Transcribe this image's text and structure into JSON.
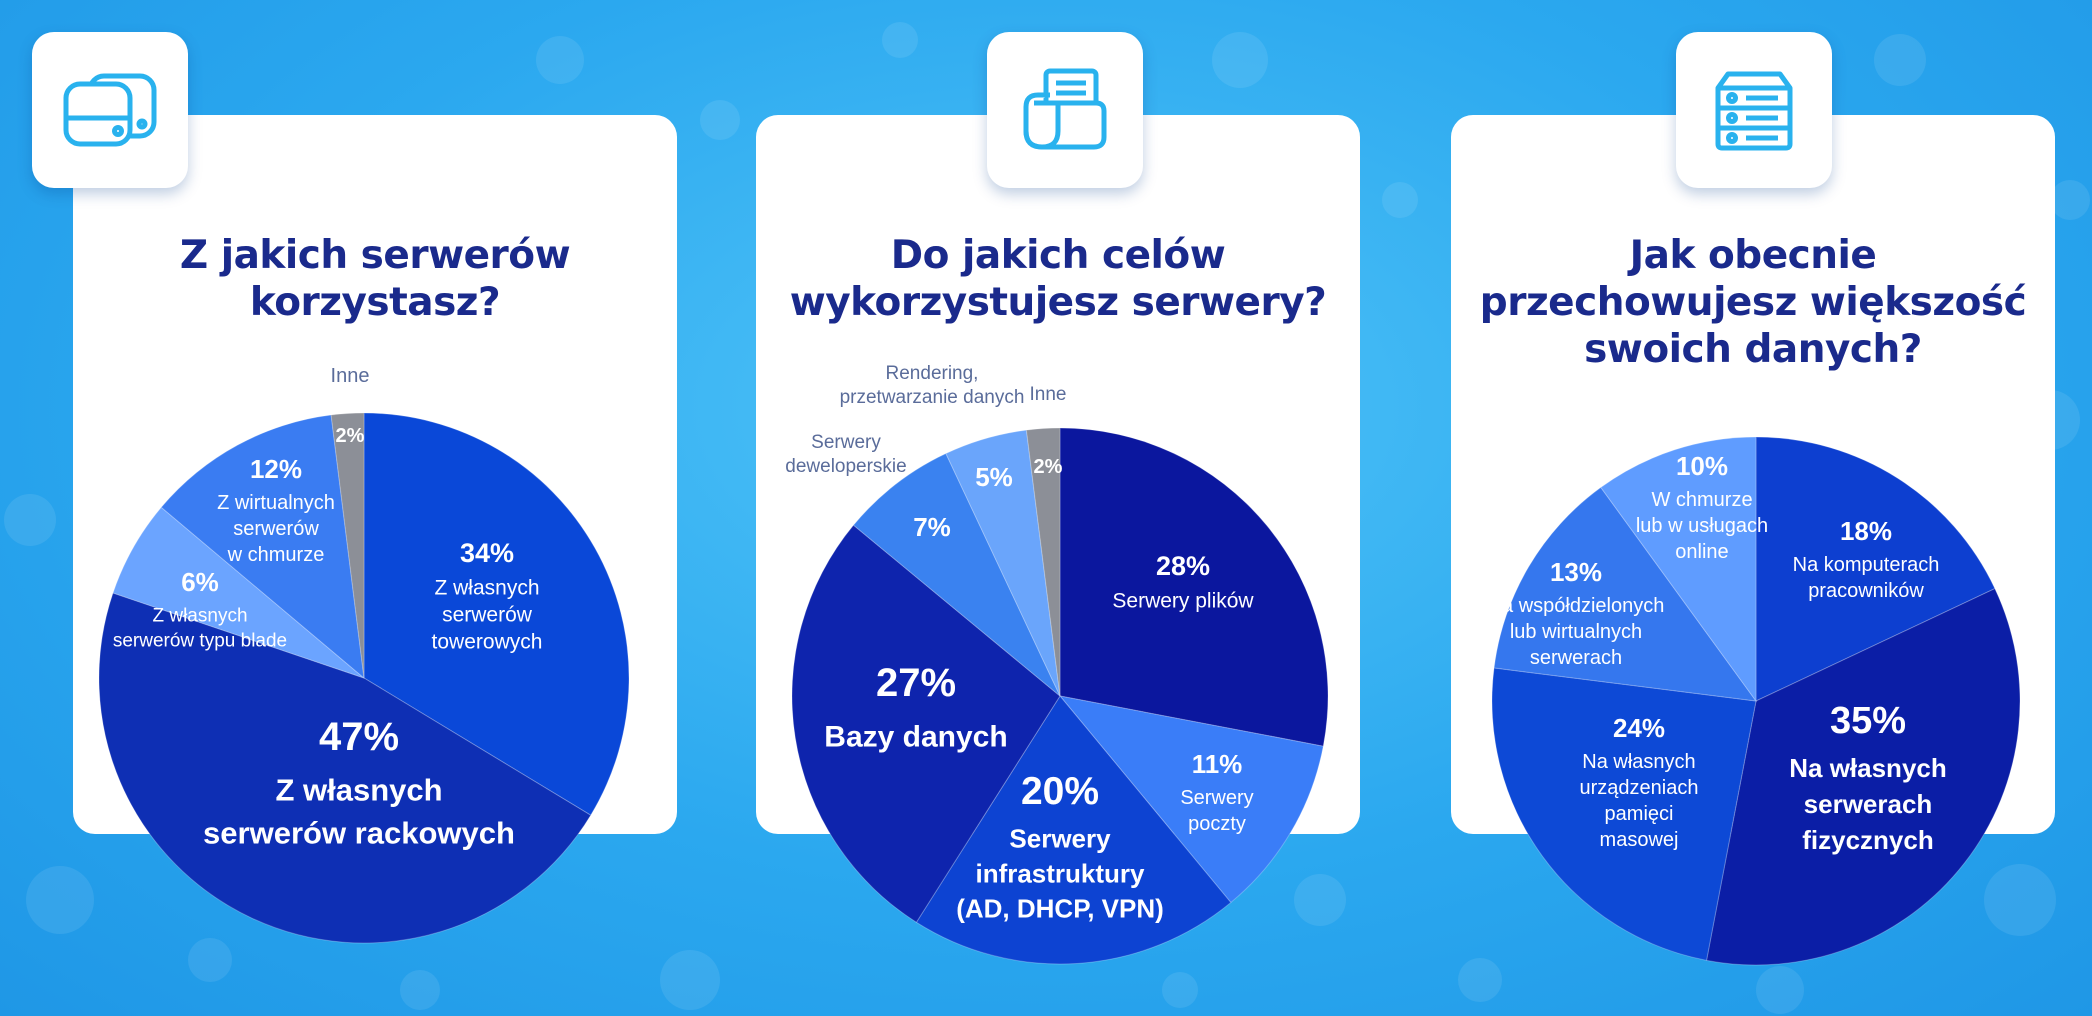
{
  "chart_data": [
    {
      "type": "pie",
      "title": "Z jakich serwerów korzystasz?",
      "title_lines": [
        "Z jakich serwerów",
        "korzystasz?"
      ],
      "slices": [
        {
          "label_lines": [
            "Z własnych",
            "serwerów",
            "towerowych"
          ],
          "value": 34,
          "value_text": "34%",
          "color": "#0a48d8"
        },
        {
          "label_lines": [
            "Z własnych",
            "serwerów rackowych"
          ],
          "value": 47,
          "value_text": "47%",
          "color": "#0e2fb4"
        },
        {
          "label_lines": [
            "Z własnych",
            "serwerów typu blade"
          ],
          "value": 6,
          "value_text": "6%",
          "color": "#6ba4ff"
        },
        {
          "label_lines": [
            "Z wirtualnych",
            "serwerów",
            "w chmurze"
          ],
          "value": 12,
          "value_text": "12%",
          "color": "#3a7cf2"
        },
        {
          "label_lines": [
            "Inne"
          ],
          "value": 2,
          "value_text": "2%",
          "color": "#8c8f97"
        }
      ]
    },
    {
      "type": "pie",
      "title": "Do jakich celów wykorzystujesz serwery?",
      "title_lines": [
        "Do jakich celów",
        "wykorzystujesz serwery?"
      ],
      "slices": [
        {
          "label_lines": [
            "Serwery plików"
          ],
          "value": 28,
          "value_text": "28%",
          "color": "#0b179e"
        },
        {
          "label_lines": [
            "Serwery",
            "poczty"
          ],
          "value": 11,
          "value_text": "11%",
          "color": "#3a7df8"
        },
        {
          "label_lines": [
            "Serwery",
            "infrastruktury",
            "(AD, DHCP, VPN)"
          ],
          "value": 20,
          "value_text": "20%",
          "color": "#0d43d2"
        },
        {
          "label_lines": [
            "Bazy danych"
          ],
          "value": 27,
          "value_text": "27%",
          "color": "#0e24ad"
        },
        {
          "label_lines": [
            "Serwery",
            "deweloperskie"
          ],
          "value": 7,
          "value_text": "7%",
          "color": "#3a82f0"
        },
        {
          "label_lines": [
            "Rendering,",
            "przetwarzanie danych"
          ],
          "value": 5,
          "value_text": "5%",
          "color": "#6aa5fb"
        },
        {
          "label_lines": [
            "Inne"
          ],
          "value": 2,
          "value_text": "2%",
          "color": "#8c8f97"
        }
      ]
    },
    {
      "type": "pie",
      "title": "Jak obecnie przechowujesz większość swoich danych?",
      "title_lines": [
        "Jak obecnie",
        "przechowujesz większość",
        "swoich danych?"
      ],
      "slices": [
        {
          "label_lines": [
            "Na komputerach",
            "pracowników"
          ],
          "value": 18,
          "value_text": "18%",
          "color": "#0d3fd0"
        },
        {
          "label_lines": [
            "Na własnych",
            "serwerach",
            "fizycznych"
          ],
          "value": 35,
          "value_text": "35%",
          "color": "#0b1ea6"
        },
        {
          "label_lines": [
            "Na własnych",
            "urządzeniach",
            "pamięci",
            "masowej"
          ],
          "value": 24,
          "value_text": "24%",
          "color": "#0d49d6"
        },
        {
          "label_lines": [
            "Na współdzielonych",
            "lub wirtualnych",
            "serwerach"
          ],
          "value": 13,
          "value_text": "13%",
          "color": "#3577ee"
        },
        {
          "label_lines": [
            "W chmurze",
            "lub w usługach",
            "online"
          ],
          "value": 10,
          "value_text": "10%",
          "color": "#5f9cff"
        }
      ]
    }
  ]
}
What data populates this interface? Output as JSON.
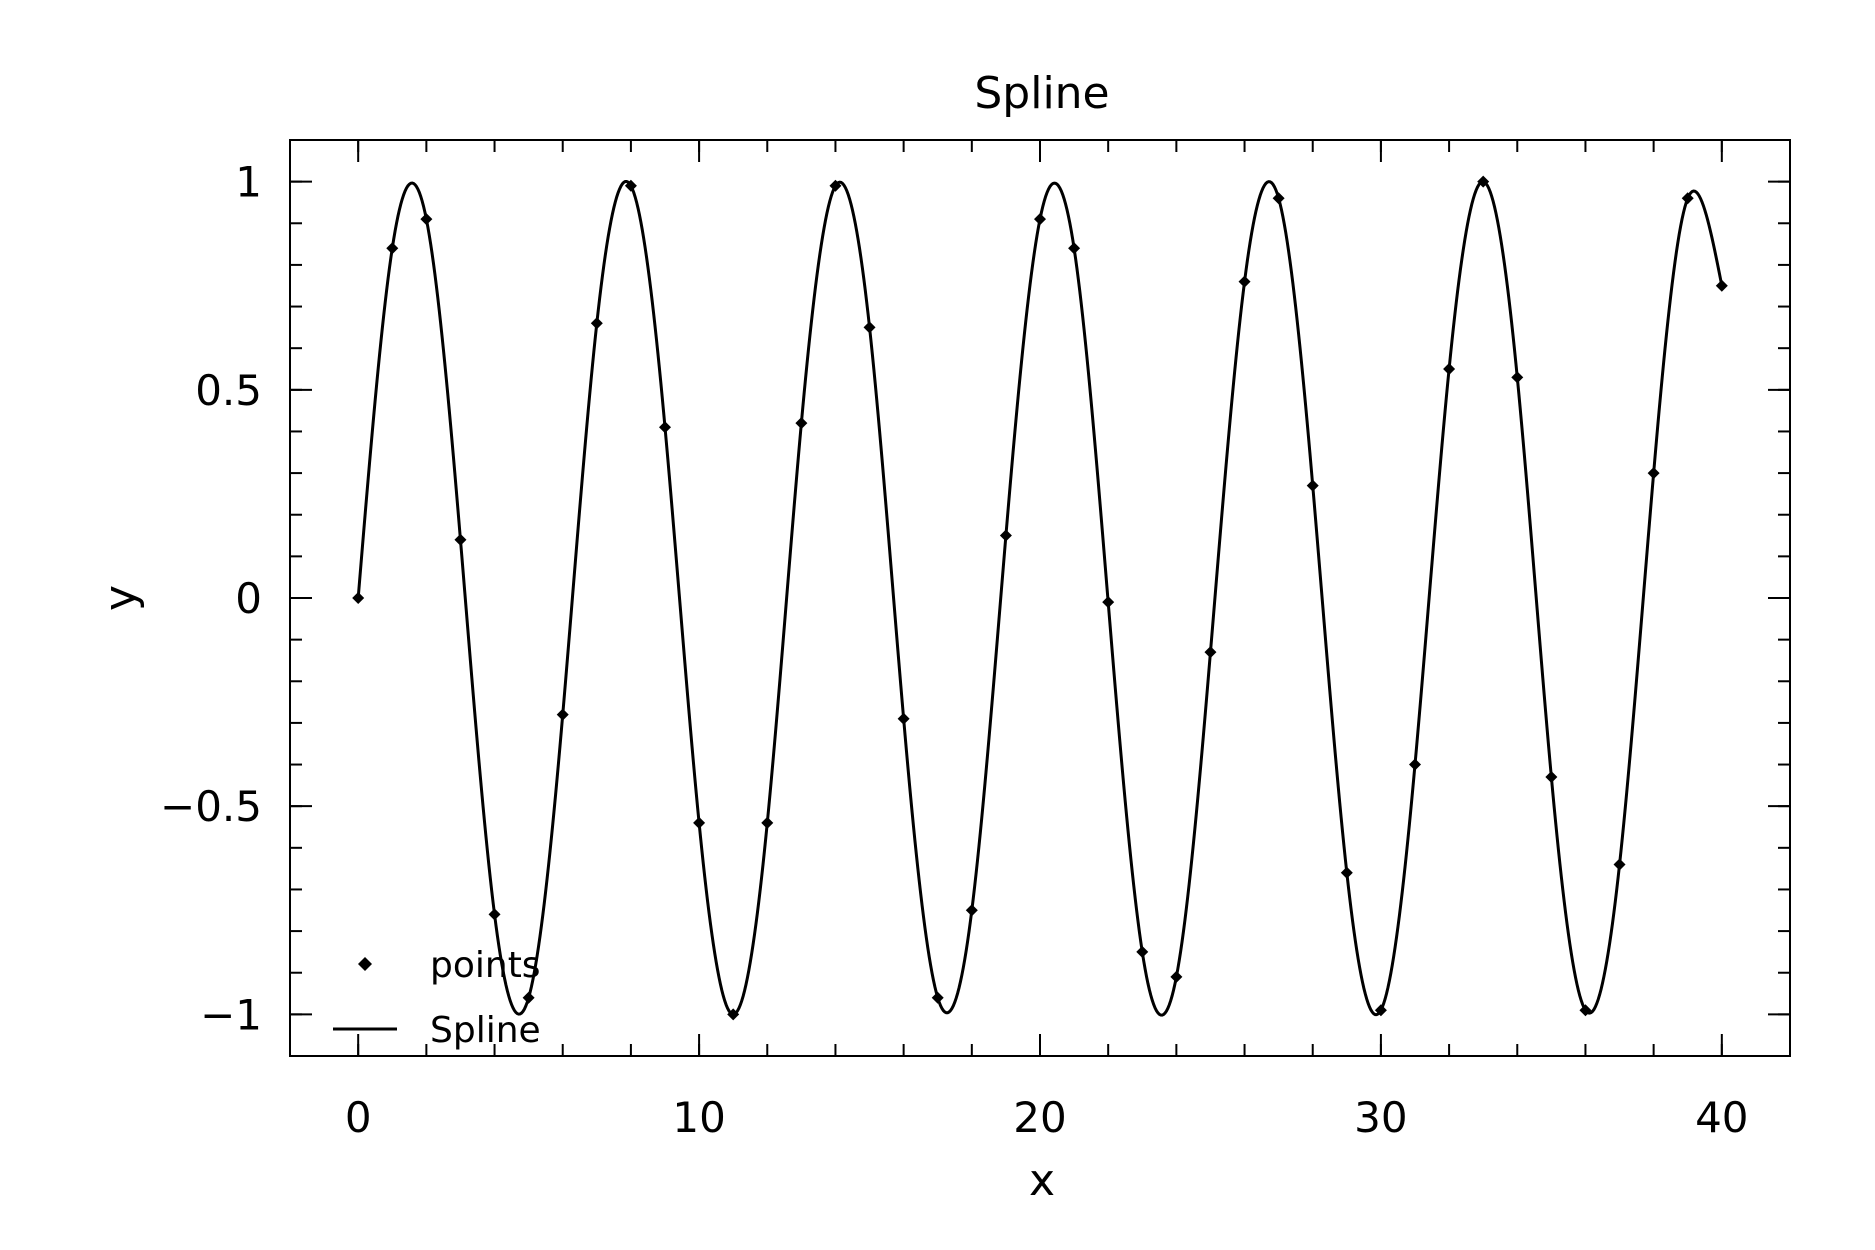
{
  "chart_data": {
    "type": "line",
    "title": "Spline",
    "xlabel": "x",
    "ylabel": "y",
    "xlim": [
      -2,
      42
    ],
    "ylim": [
      -1.1,
      1.1
    ],
    "x_ticks": [
      {
        "value": 0,
        "label": "0"
      },
      {
        "value": 10,
        "label": "10"
      },
      {
        "value": 20,
        "label": "20"
      },
      {
        "value": 30,
        "label": "30"
      },
      {
        "value": 40,
        "label": "40"
      }
    ],
    "y_ticks": [
      {
        "value": 1,
        "label": "1"
      },
      {
        "value": 0.5,
        "label": "0.5"
      },
      {
        "value": 0,
        "label": "0"
      },
      {
        "value": -0.5,
        "label": "−0.5"
      },
      {
        "value": -1,
        "label": "−1"
      }
    ],
    "x_minor_step": 2,
    "y_minor_step": 0.1,
    "grid": false,
    "legend_position": "bottom-left",
    "series": [
      {
        "name": "points",
        "kind": "scatter",
        "marker": "diamond",
        "color": "#000000",
        "x": [
          0,
          1,
          2,
          3,
          4,
          5,
          6,
          7,
          8,
          9,
          10,
          11,
          12,
          13,
          14,
          15,
          16,
          17,
          18,
          19,
          20,
          21,
          22,
          23,
          24,
          25,
          26,
          27,
          28,
          29,
          30,
          31,
          32,
          33,
          34,
          35,
          36,
          37,
          38,
          39,
          40
        ],
        "y": [
          0,
          0.84,
          0.91,
          0.14,
          -0.76,
          -0.96,
          -0.28,
          0.66,
          0.99,
          0.41,
          -0.54,
          -1.0,
          -0.54,
          0.42,
          0.99,
          0.65,
          -0.29,
          -0.96,
          -0.75,
          0.15,
          0.91,
          0.84,
          -0.01,
          -0.85,
          -0.91,
          -0.13,
          0.76,
          0.96,
          0.27,
          -0.66,
          -0.99,
          -0.4,
          0.55,
          1.0,
          0.53,
          -0.43,
          -0.99,
          -0.64,
          0.3,
          0.96,
          0.75
        ]
      },
      {
        "name": "Spline",
        "kind": "line",
        "color": "#000000",
        "interpolation": "spline-through-points"
      }
    ]
  }
}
§
Without the pictures, copy the material exactly as given.

Written solution —
Transcribe this image's text and structure into JSON.
{
  "chart_data": [
    {
      "type": "pie",
      "title": "Z jakich serwerów korzystasz?",
      "title_lines": [
        "Z jakich serwerów",
        "korzystasz?"
      ],
      "slices": [
        {
          "label_lines": [
            "Z własnych",
            "serwerów",
            "towerowych"
          ],
          "value": 34,
          "value_text": "34%",
          "color": "#0a48d8"
        },
        {
          "label_lines": [
            "Z własnych",
            "serwerów rackowych"
          ],
          "value": 47,
          "value_text": "47%",
          "color": "#0e2fb4"
        },
        {
          "label_lines": [
            "Z własnych",
            "serwerów typu blade"
          ],
          "value": 6,
          "value_text": "6%",
          "color": "#6ba4ff"
        },
        {
          "label_lines": [
            "Z wirtualnych",
            "serwerów",
            "w chmurze"
          ],
          "value": 12,
          "value_text": "12%",
          "color": "#3a7cf2"
        },
        {
          "label_lines": [
            "Inne"
          ],
          "value": 2,
          "value_text": "2%",
          "color": "#8c8f97"
        }
      ]
    },
    {
      "type": "pie",
      "title": "Do jakich celów wykorzystujesz serwery?",
      "title_lines": [
        "Do jakich celów",
        "wykorzystujesz serwery?"
      ],
      "slices": [
        {
          "label_lines": [
            "Serwery plików"
          ],
          "value": 28,
          "value_text": "28%",
          "color": "#0b179e"
        },
        {
          "label_lines": [
            "Serwery",
            "poczty"
          ],
          "value": 11,
          "value_text": "11%",
          "color": "#3a7df8"
        },
        {
          "label_lines": [
            "Serwery",
            "infrastruktury",
            "(AD, DHCP, VPN)"
          ],
          "value": 20,
          "value_text": "20%",
          "color": "#0d43d2"
        },
        {
          "label_lines": [
            "Bazy danych"
          ],
          "value": 27,
          "value_text": "27%",
          "color": "#0e24ad"
        },
        {
          "label_lines": [
            "Serwery",
            "deweloperskie"
          ],
          "value": 7,
          "value_text": "7%",
          "color": "#3a82f0"
        },
        {
          "label_lines": [
            "Rendering,",
            "przetwarzanie danych"
          ],
          "value": 5,
          "value_text": "5%",
          "color": "#6aa5fb"
        },
        {
          "label_lines": [
            "Inne"
          ],
          "value": 2,
          "value_text": "2%",
          "color": "#8c8f97"
        }
      ]
    },
    {
      "type": "pie",
      "title": "Jak obecnie przechowujesz większość swoich danych?",
      "title_lines": [
        "Jak obecnie",
        "przechowujesz większość",
        "swoich danych?"
      ],
      "slices": [
        {
          "label_lines": [
            "Na komputerach",
            "pracowników"
          ],
          "value": 18,
          "value_text": "18%",
          "color": "#0d3fd0"
        },
        {
          "label_lines": [
            "Na własnych",
            "serwerach",
            "fizycznych"
          ],
          "value": 35,
          "value_text": "35%",
          "color": "#0b1ea6"
        },
        {
          "label_lines": [
            "Na własnych",
            "urządzeniach",
            "pamięci",
            "masowej"
          ],
          "value": 24,
          "value_text": "24%",
          "color": "#0d49d6"
        },
        {
          "label_lines": [
            "Na współdzielonych",
            "lub wirtualnych",
            "serwerach"
          ],
          "value": 13,
          "value_text": "13%",
          "color": "#3577ee"
        },
        {
          "label_lines": [
            "W chmurze",
            "lub w usługach",
            "online"
          ],
          "value": 10,
          "value_text": "10%",
          "color": "#5f9cff"
        }
      ]
    }
  ]
}
What data populates this interface? Output as JSON.
{
  "chart_data": {
    "type": "line",
    "title": "Spline",
    "xlabel": "x",
    "ylabel": "y",
    "xlim": [
      -2,
      42
    ],
    "ylim": [
      -1.1,
      1.1
    ],
    "x_ticks": [
      {
        "value": 0,
        "label": "0"
      },
      {
        "value": 10,
        "label": "10"
      },
      {
        "value": 20,
        "label": "20"
      },
      {
        "value": 30,
        "label": "30"
      },
      {
        "value": 40,
        "label": "40"
      }
    ],
    "y_ticks": [
      {
        "value": 1,
        "label": "1"
      },
      {
        "value": 0.5,
        "label": "0.5"
      },
      {
        "value": 0,
        "label": "0"
      },
      {
        "value": -0.5,
        "label": "−0.5"
      },
      {
        "value": -1,
        "label": "−1"
      }
    ],
    "x_minor_step": 2,
    "y_minor_step": 0.1,
    "grid": false,
    "legend_position": "bottom-left",
    "series": [
      {
        "name": "points",
        "kind": "scatter",
        "marker": "diamond",
        "color": "#000000",
        "x": [
          0,
          1,
          2,
          3,
          4,
          5,
          6,
          7,
          8,
          9,
          10,
          11,
          12,
          13,
          14,
          15,
          16,
          17,
          18,
          19,
          20,
          21,
          22,
          23,
          24,
          25,
          26,
          27,
          28,
          29,
          30,
          31,
          32,
          33,
          34,
          35,
          36,
          37,
          38,
          39,
          40
        ],
        "y": [
          0,
          0.84,
          0.91,
          0.14,
          -0.76,
          -0.96,
          -0.28,
          0.66,
          0.99,
          0.41,
          -0.54,
          -1.0,
          -0.54,
          0.42,
          0.99,
          0.65,
          -0.29,
          -0.96,
          -0.75,
          0.15,
          0.91,
          0.84,
          -0.01,
          -0.85,
          -0.91,
          -0.13,
          0.76,
          0.96,
          0.27,
          -0.66,
          -0.99,
          -0.4,
          0.55,
          1.0,
          0.53,
          -0.43,
          -0.99,
          -0.64,
          0.3,
          0.96,
          0.75
        ]
      },
      {
        "name": "Spline",
        "kind": "line",
        "color": "#000000",
        "interpolation": "spline-through-points"
      }
    ]
  }
}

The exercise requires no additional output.